Go through the records line by line and work out how many lines hold the word "name". Answer with the number only.
* START Extracted records *
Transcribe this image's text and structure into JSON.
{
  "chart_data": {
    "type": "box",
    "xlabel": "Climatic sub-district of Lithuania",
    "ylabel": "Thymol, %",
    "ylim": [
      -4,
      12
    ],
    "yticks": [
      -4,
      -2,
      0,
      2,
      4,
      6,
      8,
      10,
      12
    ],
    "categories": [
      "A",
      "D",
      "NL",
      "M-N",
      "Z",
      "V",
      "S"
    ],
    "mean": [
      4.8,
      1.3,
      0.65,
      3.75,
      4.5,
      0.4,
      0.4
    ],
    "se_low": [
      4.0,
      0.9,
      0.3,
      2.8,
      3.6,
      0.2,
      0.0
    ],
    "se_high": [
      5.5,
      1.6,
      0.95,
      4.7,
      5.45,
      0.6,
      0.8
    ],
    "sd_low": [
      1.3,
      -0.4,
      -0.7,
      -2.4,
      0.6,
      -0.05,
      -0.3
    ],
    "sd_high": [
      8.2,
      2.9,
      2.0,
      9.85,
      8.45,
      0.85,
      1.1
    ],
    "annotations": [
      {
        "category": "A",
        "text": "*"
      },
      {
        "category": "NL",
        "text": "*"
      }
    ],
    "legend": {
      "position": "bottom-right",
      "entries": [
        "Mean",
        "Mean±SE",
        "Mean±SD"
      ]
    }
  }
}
* END Extracted records *
* START Extracted records *
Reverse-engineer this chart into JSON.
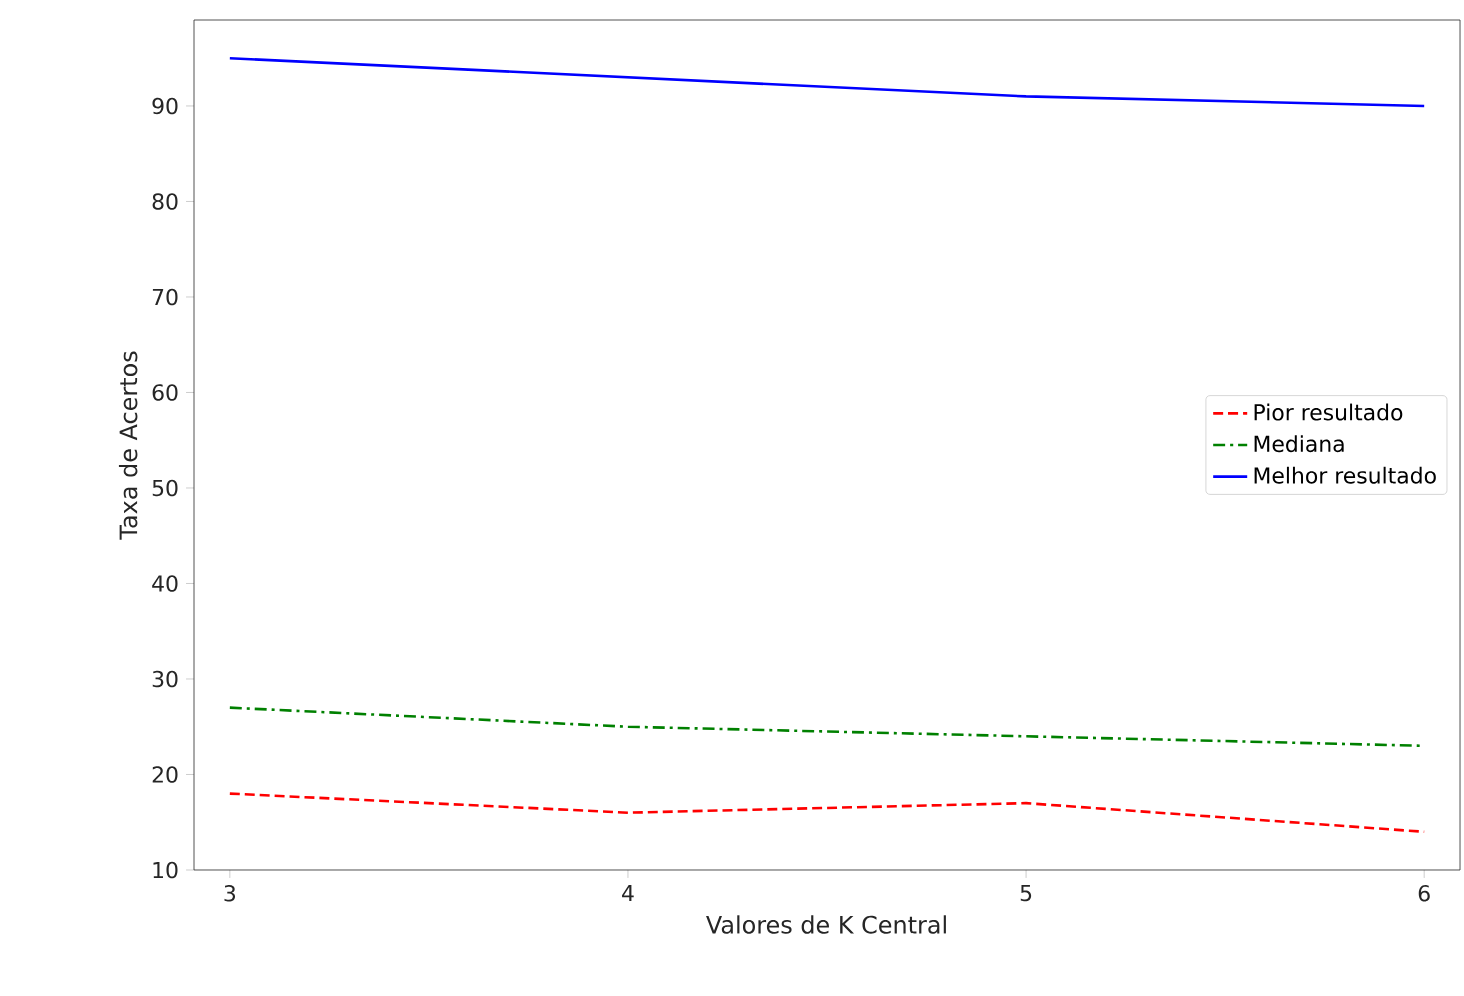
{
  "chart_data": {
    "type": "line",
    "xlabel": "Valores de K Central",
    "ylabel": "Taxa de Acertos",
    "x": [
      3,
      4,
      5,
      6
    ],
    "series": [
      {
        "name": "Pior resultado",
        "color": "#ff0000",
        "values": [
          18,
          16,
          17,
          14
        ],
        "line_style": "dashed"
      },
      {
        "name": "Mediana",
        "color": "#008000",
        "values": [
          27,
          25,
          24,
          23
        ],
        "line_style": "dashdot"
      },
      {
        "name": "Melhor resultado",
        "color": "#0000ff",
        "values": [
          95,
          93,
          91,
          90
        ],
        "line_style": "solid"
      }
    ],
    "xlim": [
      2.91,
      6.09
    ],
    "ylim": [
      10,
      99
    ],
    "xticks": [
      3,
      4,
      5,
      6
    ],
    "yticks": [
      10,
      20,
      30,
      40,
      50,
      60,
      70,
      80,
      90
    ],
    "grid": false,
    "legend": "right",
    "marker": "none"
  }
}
* END Extracted records *
__Solution for this task__. 3